- _TEXT PASSAGE_:
------------------------
Friday, August 27, 2010

Lewis A. Winkler, M.D. -- Ideas of Reference

In April 1991 I saw a psychiatrist named Lewis A. Winkler, M.D. for three consultations.  Dr. Winkler, like Malcolm Lassman, was Jewish and originally from Brooklyn, New York.  I had been moved to the terrace level of Akin Gump's office in April 1991, where the firm's Litigation Support Group was housed.  I felt that the job harassment was particularly intense while I was seeing Dr. Winkler.  I terminated my work with Dr. Winkler precisely because I could not tolerate the harassment.

The day after I terminated my work with Dr. Winkler I happened to see Malcolm Lassman in the elevator area of the firm's lobby.  He looked at me and seemed almost apoplectic.  I vaguely recall that he was with another partner named Mark Goldberg.  Goldberg and Lassman were sometimes seen together; they traveled around the firm like a pair of nuns.  I recall that on one occasion at Halloween, Lassman said he and Goldberg were dressing up as a pair of nuns for Halloween.  I don't know if he was serious.
------------------------
[Stored records]
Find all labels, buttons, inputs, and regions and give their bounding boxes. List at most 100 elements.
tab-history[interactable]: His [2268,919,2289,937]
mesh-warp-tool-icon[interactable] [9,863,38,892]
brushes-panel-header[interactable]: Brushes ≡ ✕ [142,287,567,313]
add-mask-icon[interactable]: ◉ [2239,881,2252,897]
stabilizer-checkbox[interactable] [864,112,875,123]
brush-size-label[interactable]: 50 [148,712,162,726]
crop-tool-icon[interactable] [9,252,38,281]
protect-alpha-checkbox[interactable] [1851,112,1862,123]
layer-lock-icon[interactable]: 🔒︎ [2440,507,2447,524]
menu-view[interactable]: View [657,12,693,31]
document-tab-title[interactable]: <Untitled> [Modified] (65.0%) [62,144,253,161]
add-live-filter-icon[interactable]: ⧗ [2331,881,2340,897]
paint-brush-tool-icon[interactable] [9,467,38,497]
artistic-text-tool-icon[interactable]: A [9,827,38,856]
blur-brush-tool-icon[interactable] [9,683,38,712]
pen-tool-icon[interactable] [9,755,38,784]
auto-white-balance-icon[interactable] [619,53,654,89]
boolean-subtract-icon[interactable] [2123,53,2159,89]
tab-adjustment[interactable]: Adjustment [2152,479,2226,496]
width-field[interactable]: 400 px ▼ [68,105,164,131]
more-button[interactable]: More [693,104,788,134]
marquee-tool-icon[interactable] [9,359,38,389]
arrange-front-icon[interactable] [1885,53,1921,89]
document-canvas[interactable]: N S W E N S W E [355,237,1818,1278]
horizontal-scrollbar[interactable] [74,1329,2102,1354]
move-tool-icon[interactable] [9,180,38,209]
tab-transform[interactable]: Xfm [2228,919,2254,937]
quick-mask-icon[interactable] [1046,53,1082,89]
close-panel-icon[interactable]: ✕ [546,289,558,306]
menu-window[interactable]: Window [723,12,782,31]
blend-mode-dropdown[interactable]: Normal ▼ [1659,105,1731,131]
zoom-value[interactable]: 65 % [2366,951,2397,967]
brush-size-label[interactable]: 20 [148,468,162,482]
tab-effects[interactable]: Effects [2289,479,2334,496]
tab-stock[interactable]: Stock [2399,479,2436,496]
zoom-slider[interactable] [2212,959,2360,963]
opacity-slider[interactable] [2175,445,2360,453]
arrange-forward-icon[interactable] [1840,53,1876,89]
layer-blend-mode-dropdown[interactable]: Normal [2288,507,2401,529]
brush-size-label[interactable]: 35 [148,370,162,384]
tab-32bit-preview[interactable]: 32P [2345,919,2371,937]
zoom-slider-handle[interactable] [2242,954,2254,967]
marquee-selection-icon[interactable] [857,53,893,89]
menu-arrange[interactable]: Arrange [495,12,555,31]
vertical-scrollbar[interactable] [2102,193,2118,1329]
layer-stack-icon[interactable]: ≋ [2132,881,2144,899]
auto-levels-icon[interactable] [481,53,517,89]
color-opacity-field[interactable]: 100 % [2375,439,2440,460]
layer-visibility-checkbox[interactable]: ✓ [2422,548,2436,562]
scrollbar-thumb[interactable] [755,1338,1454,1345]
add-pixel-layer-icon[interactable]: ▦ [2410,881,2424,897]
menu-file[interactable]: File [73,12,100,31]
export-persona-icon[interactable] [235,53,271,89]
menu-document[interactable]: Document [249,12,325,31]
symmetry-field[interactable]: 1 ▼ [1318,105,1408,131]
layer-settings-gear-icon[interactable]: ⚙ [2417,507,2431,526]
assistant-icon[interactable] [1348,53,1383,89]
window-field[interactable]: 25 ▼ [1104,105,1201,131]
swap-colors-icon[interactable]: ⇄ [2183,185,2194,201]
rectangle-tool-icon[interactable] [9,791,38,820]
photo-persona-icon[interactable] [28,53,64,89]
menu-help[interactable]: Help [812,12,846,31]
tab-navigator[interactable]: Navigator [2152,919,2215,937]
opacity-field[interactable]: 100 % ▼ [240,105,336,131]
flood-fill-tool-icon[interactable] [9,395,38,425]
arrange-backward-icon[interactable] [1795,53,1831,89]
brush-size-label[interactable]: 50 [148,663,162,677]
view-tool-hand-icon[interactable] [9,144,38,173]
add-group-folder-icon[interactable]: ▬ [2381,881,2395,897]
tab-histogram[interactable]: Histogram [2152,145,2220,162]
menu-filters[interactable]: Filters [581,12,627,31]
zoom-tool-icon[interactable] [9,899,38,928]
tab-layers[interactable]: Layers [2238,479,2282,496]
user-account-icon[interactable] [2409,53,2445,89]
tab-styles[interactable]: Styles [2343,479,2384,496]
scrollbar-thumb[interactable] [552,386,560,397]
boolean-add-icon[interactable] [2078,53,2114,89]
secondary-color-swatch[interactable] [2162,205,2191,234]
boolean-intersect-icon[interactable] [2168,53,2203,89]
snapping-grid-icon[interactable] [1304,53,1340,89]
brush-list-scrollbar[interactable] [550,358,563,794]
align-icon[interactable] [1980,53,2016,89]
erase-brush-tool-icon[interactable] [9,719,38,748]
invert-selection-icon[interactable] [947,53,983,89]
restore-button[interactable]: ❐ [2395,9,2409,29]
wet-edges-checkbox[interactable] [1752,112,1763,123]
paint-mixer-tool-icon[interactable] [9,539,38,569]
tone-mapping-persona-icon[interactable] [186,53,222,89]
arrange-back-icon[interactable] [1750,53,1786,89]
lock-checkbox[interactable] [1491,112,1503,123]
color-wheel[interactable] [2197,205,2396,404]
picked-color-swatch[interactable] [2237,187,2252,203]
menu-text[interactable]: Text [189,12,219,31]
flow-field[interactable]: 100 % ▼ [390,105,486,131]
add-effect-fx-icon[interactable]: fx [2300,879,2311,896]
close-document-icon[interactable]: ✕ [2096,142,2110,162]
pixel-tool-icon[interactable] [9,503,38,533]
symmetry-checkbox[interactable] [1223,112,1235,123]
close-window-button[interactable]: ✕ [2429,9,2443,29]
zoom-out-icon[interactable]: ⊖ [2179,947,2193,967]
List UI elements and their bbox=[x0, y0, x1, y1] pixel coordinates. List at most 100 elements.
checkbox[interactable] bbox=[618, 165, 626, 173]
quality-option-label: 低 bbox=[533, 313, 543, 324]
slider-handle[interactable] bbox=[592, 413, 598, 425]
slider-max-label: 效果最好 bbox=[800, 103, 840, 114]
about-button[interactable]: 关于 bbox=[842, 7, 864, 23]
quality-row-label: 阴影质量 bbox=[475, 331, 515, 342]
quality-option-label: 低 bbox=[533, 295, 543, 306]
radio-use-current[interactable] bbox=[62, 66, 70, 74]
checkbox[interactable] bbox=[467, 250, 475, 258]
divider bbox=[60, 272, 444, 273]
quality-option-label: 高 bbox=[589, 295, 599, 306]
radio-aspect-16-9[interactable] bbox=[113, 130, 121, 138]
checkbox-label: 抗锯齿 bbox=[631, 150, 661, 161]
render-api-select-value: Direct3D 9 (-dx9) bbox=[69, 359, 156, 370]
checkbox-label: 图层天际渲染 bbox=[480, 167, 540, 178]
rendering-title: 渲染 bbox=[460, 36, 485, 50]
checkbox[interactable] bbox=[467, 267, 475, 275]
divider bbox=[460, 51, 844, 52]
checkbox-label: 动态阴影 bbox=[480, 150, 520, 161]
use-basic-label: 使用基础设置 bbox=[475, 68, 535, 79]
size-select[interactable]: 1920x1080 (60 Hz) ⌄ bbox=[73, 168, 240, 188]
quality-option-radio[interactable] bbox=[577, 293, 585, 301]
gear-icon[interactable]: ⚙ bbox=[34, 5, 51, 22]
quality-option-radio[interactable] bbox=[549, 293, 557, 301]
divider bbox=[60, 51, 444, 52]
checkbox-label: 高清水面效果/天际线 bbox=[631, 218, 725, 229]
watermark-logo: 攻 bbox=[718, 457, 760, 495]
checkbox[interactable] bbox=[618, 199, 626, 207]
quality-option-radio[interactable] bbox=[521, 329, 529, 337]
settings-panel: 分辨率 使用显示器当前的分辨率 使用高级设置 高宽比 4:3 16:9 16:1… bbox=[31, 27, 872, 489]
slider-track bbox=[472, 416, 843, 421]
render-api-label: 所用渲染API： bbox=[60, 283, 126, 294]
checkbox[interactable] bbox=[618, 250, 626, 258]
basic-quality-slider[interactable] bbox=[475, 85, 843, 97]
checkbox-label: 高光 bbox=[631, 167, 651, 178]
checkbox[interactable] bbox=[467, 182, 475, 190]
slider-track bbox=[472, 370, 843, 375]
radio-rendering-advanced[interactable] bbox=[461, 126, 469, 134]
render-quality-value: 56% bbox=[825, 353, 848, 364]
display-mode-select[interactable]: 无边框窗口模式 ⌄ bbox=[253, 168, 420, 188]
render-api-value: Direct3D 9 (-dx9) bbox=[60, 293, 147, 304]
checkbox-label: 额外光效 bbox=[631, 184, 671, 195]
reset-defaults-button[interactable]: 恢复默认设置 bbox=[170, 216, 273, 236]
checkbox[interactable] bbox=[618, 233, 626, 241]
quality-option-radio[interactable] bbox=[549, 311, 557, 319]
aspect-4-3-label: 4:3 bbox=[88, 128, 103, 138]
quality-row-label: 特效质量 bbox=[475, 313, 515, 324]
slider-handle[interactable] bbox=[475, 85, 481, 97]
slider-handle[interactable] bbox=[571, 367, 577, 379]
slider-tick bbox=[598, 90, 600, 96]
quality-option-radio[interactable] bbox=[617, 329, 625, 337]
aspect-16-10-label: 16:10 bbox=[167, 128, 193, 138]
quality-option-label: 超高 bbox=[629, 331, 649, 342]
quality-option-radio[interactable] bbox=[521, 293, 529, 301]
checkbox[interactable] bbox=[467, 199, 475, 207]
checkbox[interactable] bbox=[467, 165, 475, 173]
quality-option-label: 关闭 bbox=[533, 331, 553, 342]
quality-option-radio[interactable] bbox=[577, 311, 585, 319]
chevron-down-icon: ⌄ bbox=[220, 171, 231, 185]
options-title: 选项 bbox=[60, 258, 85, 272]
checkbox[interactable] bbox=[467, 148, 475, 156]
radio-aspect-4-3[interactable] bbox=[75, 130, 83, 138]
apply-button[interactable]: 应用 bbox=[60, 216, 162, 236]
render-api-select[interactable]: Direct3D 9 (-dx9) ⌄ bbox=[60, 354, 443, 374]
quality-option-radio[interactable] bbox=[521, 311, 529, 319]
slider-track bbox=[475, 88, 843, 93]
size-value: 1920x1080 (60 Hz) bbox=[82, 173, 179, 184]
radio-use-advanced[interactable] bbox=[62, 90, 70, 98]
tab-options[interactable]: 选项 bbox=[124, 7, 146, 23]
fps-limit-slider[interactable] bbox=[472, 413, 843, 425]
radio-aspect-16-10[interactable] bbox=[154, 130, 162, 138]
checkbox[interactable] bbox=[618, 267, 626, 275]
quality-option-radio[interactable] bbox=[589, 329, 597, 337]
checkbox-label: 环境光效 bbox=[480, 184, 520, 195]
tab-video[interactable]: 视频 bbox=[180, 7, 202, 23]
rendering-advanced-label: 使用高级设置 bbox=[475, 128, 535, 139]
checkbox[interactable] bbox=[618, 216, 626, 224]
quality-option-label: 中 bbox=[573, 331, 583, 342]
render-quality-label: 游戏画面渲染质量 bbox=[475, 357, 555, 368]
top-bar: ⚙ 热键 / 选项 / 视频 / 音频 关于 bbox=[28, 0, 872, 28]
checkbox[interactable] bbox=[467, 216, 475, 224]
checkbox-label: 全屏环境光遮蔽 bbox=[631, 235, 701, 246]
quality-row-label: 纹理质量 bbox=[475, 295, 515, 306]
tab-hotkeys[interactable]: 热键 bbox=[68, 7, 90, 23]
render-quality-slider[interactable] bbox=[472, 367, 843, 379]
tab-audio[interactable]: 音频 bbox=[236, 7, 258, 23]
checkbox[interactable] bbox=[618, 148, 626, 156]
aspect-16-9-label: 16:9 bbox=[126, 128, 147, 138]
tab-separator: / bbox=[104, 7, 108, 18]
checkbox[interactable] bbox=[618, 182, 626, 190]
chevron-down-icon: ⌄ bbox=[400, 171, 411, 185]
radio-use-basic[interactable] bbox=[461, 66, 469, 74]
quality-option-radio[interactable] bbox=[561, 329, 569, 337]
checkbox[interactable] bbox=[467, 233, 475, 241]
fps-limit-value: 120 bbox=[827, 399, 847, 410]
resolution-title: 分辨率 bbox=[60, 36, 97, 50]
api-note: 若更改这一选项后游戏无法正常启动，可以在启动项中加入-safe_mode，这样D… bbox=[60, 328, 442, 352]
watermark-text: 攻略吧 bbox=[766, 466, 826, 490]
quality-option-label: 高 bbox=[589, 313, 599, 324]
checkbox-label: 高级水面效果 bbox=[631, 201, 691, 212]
------------------------
- _QUESTIONS TO ANSWER_:
(1) Could you duplicate the part of the passage about Dr. Winkler that opens with the words containing "Friday, August 27, 2010" and closes with "tolerate the harassment."?
(2) Would you go on with the passage about Dr. Winkler, picking up right after its last sentence?

- _EXPECTED RESULTS_:
(1)
Friday, August 27, 2010

Lewis A. Winkler, M.D. -- Ideas of Reference

In April 1991 I saw a psychiatrist named Lewis A. Winkler, M.D. for three consultations.  Dr. Winkler, like Malcolm Lassman, was Jewish and originally from Brooklyn, New York.  I had been moved to the terrace level of Akin Gump's office in April 1991, where the firm's Litigation Support Group was housed.  I felt that the job harassment was particularly intense while I was seeing Dr. Winkler.  I terminated my work with Dr. Winkler precisely because I could not tolerate the harassment.

(2)
I had formed the opinion that Lassman believed that Dr. Winkler was the one psychiatrist who could help me, and he was intensely angry when I terminated my work with him -- hence his angry appearance in the elevator area one morning in April 1991.

I also formed another belief that is a pure idea of reference, but based on cues I picked up on in the environment.  Lassman had asked Dr. Winkler if he thought I was paranoid.  Dr. Winkler replied (in my fantasy): "No, he just describes what he sees."

In late October Akin Gump terminated me and later alleged that it had determined that I was paranoid and potentially violent.